Records of document pages and text:
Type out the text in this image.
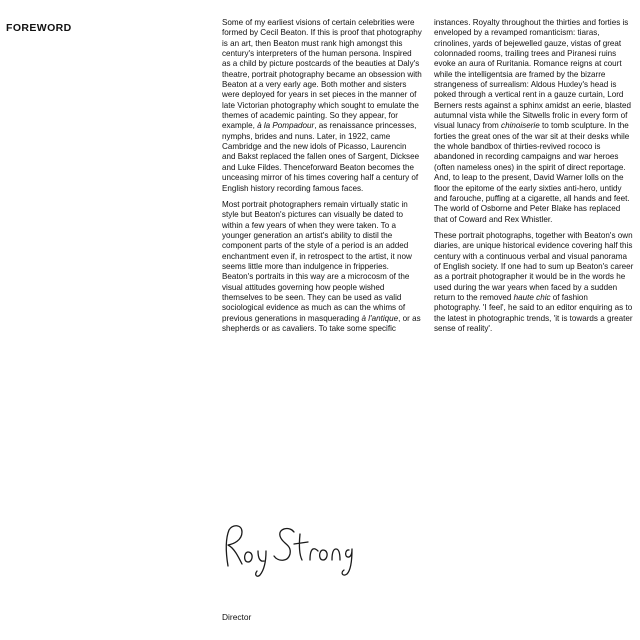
FOREWORD	Some of my earliest visions of certain celebrities were formed by Cecil Beaton. If this is proof that photography is an art, then Beaton must rank high amongst this century's interpreters of the human persona. Inspired as a child by picture postcards of the beauties at Daly's theatre, portrait photography became an obsession with Beaton at a very early age. Both mother and sisters were deployed for years in set pieces in the manner of late Victorian photography which sought to emulate the themes of academic painting. So they appear, for example, à la Pompadour, as renaissance princesses, nymphs, brides and nuns. Later, in 1922, came Cambridge and the new idols of Picasso, Laurencin and Bakst replaced the fallen ones of Sargent, Dicksee and Luke Fildes. Thenceforward Beaton becomes the unceasing mirror of his times covering half a century of English history recording famous faces.

Most portrait photographers remain virtually static in style but Beaton's pictures can visually be dated to within a few years of when they were taken. To a younger generation an artist's ability to distil the component parts of the style of a period is an added enchantment even if, in retrospect to the artist, it now seems little more than indulgence in fripperies. Beaton's portraits in this way are a microcosm of the visual attitudes governing how people wished themselves to be seen. They can be used as valid sociological evidence as much as can the whims of previous generations in masquerading à l'antique, or as shepherds or as cavaliers. To take some specific

instances. Royalty throughout the thirties and forties is enveloped by a revamped romanticism: tiaras, crinolines, yards of bejewelled gauze, vistas of great colonnaded rooms, trailing trees and Piranesi ruins evoke an aura of Ruritania. Romance reigns at court while the intelligentsia are framed by the bizarre strangeness of surrealism: Aldous Huxley's head is poked through a vertical rent in a gauze curtain, Lord Berners rests against a sphinx amidst an eerie, blasted autumnal vista while the Sitwells frolic in every form of visual lunacy from chinoiserie to tomb sculpture. In the forties the great ones of the war sit at their desks while the whole bandbox of thirties-revived rococo is abandoned in recording campaigns and war heroes (often nameless ones) in the spirit of direct reportage. And, to leap to the present, David Warner lolls on the floor the epitome of the early sixties anti-hero, untidy and farouche, puffing at a cigarette, all hands and feet. The world of Osborne and Peter Blake has replaced that of Coward and Rex Whistler.

These portrait photographs, together with Beaton's own diaries, are unique historical evidence covering half this century with a continuous verbal and visual panorama of English society. If one had to sum up Beaton's career as a portrait photographer it would be in the words he used during the war years when faced by a sudden return to the removed haute chic of fashion photography. 'I feel', he said to an editor enquiring as to the latest in photographic trends, 'it is towards a greater sense of reality'.

Director
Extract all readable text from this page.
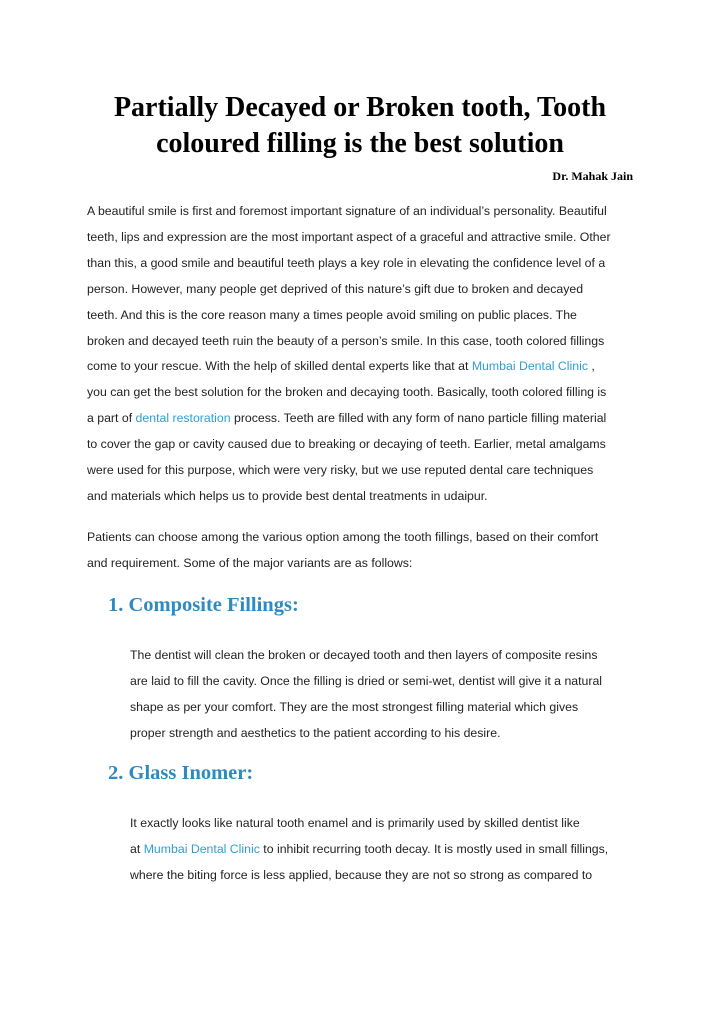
Partially Decayed or Broken tooth, Tooth
coloured filling is the best solution

Dr. Mahak Jain

A beautiful smile is first and foremost important signature of an individual’s personality. Beautiful
teeth, lips and expression are the most important aspect of a graceful and attractive smile. Other
than this, a good smile and beautiful teeth plays a key role in elevating the confidence level of a
person. However, many people get deprived of this nature’s gift due to broken and decayed
teeth. And this is the core reason many a times people avoid smiling on public places. The
broken and decayed teeth ruin the beauty of a person’s smile. In this case, tooth colored fillings
come to your rescue. With the help of skilled dental experts like that at Mumbai Dental Clinic ,
you can get the best solution for the broken and decaying tooth. Basically, tooth colored filling is
a part of dental restoration process. Teeth are filled with any form of nano particle filling material
to cover the gap or cavity caused due to breaking or decaying of teeth. Earlier, metal amalgams
were used for this purpose, which were very risky, but we use reputed dental care techniques
and materials which helps us to provide best dental treatments in udaipur.

Patients can choose among the various option among the tooth fillings, based on their comfort
and requirement. Some of the major variants are as follows:

1. Composite Fillings:

The dentist will clean the broken or decayed tooth and then layers of composite resins
are laid to fill the cavity. Once the filling is dried or semi-wet, dentist will give it a natural
shape as per your comfort. They are the most strongest filling material which gives
proper strength and aesthetics to the patient according to his desire.

2. Glass Inomer:

It exactly looks like natural tooth enamel and is primarily used by skilled dentist like
at Mumbai Dental Clinic to inhibit recurring tooth decay. It is mostly used in small fillings,
where the biting force is less applied, because they are not so strong as compared to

TRY IT: Repeat every record above exactly, but drop the pictures.

ANSWER BOX:
Type out the text in this image.
FOREWORD	Some of my earliest visions of certain celebrities were formed by Cecil Beaton. If this is proof that photography is an art, then Beaton must rank high amongst this century's interpreters of the human persona. Inspired as a child by picture postcards of the beauties at Daly's theatre, portrait photography became an obsession with Beaton at a very early age. Both mother and sisters were deployed for years in set pieces in the manner of late Victorian photography which sought to emulate the themes of academic painting. So they appear, for example, à la Pompadour, as renaissance princesses, nymphs, brides and nuns. Later, in 1922, came Cambridge and the new idols of Picasso, Laurencin and Bakst replaced the fallen ones of Sargent, Dicksee and Luke Fildes. Thenceforward Beaton becomes the unceasing mirror of his times covering half a century of English history recording famous faces.

Most portrait photographers remain virtually static in style but Beaton's pictures can visually be dated to within a few years of when they were taken. To a younger generation an artist's ability to distil the component parts of the style of a period is an added enchantment even if, in retrospect to the artist, it now seems little more than indulgence in fripperies. Beaton's portraits in this way are a microcosm of the visual attitudes governing how people wished themselves to be seen. They can be used as valid sociological evidence as much as can the whims of previous generations in masquerading à l'antique, or as shepherds or as cavaliers. To take some specific

instances. Royalty throughout the thirties and forties is enveloped by a revamped romanticism: tiaras, crinolines, yards of bejewelled gauze, vistas of great colonnaded rooms, trailing trees and Piranesi ruins evoke an aura of Ruritania. Romance reigns at court while the intelligentsia are framed by the bizarre strangeness of surrealism: Aldous Huxley's head is poked through a vertical rent in a gauze curtain, Lord Berners rests against a sphinx amidst an eerie, blasted autumnal vista while the Sitwells frolic in every form of visual lunacy from chinoiserie to tomb sculpture. In the forties the great ones of the war sit at their desks while the whole bandbox of thirties-revived rococo is abandoned in recording campaigns and war heroes (often nameless ones) in the spirit of direct reportage. And, to leap to the present, David Warner lolls on the floor the epitome of the early sixties anti-hero, untidy and farouche, puffing at a cigarette, all hands and feet. The world of Osborne and Peter Blake has replaced that of Coward and Rex Whistler.

These portrait photographs, together with Beaton's own diaries, are unique historical evidence covering half this century with a continuous verbal and visual panorama of English society. If one had to sum up Beaton's career as a portrait photographer it would be in the words he used during the war years when faced by a sudden return to the removed haute chic of fashion photography. 'I feel', he said to an editor enquiring as to the latest in photographic trends, 'it is towards a greater sense of reality'.

Director
Extract all readable text from this page.
Partially Decayed or Broken tooth, Tooth
coloured filling is the best solution

Dr. Mahak Jain

A beautiful smile is first and foremost important signature of an individual’s personality. Beautiful
teeth, lips and expression are the most important aspect of a graceful and attractive smile. Other
than this, a good smile and beautiful teeth plays a key role in elevating the confidence level of a
person. However, many people get deprived of this nature’s gift due to broken and decayed
teeth. And this is the core reason many a times people avoid smiling on public places. The
broken and decayed teeth ruin the beauty of a person’s smile. In this case, tooth colored fillings
come to your rescue. With the help of skilled dental experts like that at Mumbai Dental Clinic ,
you can get the best solution for the broken and decaying tooth. Basically, tooth colored filling is
a part of dental restoration process. Teeth are filled with any form of nano particle filling material
to cover the gap or cavity caused due to breaking or decaying of teeth. Earlier, metal amalgams
were used for this purpose, which were very risky, but we use reputed dental care techniques
and materials which helps us to provide best dental treatments in udaipur.

Patients can choose among the various option among the tooth fillings, based on their comfort
and requirement. Some of the major variants are as follows:

1. Composite Fillings:

The dentist will clean the broken or decayed tooth and then layers of composite resins
are laid to fill the cavity. Once the filling is dried or semi-wet, dentist will give it a natural
shape as per your comfort. They are the most strongest filling material which gives
proper strength and aesthetics to the patient according to his desire.

2. Glass Inomer:

It exactly looks like natural tooth enamel and is primarily used by skilled dentist like
at Mumbai Dental Clinic to inhibit recurring tooth decay. It is mostly used in small fillings,
where the biting force is less applied, because they are not so strong as compared to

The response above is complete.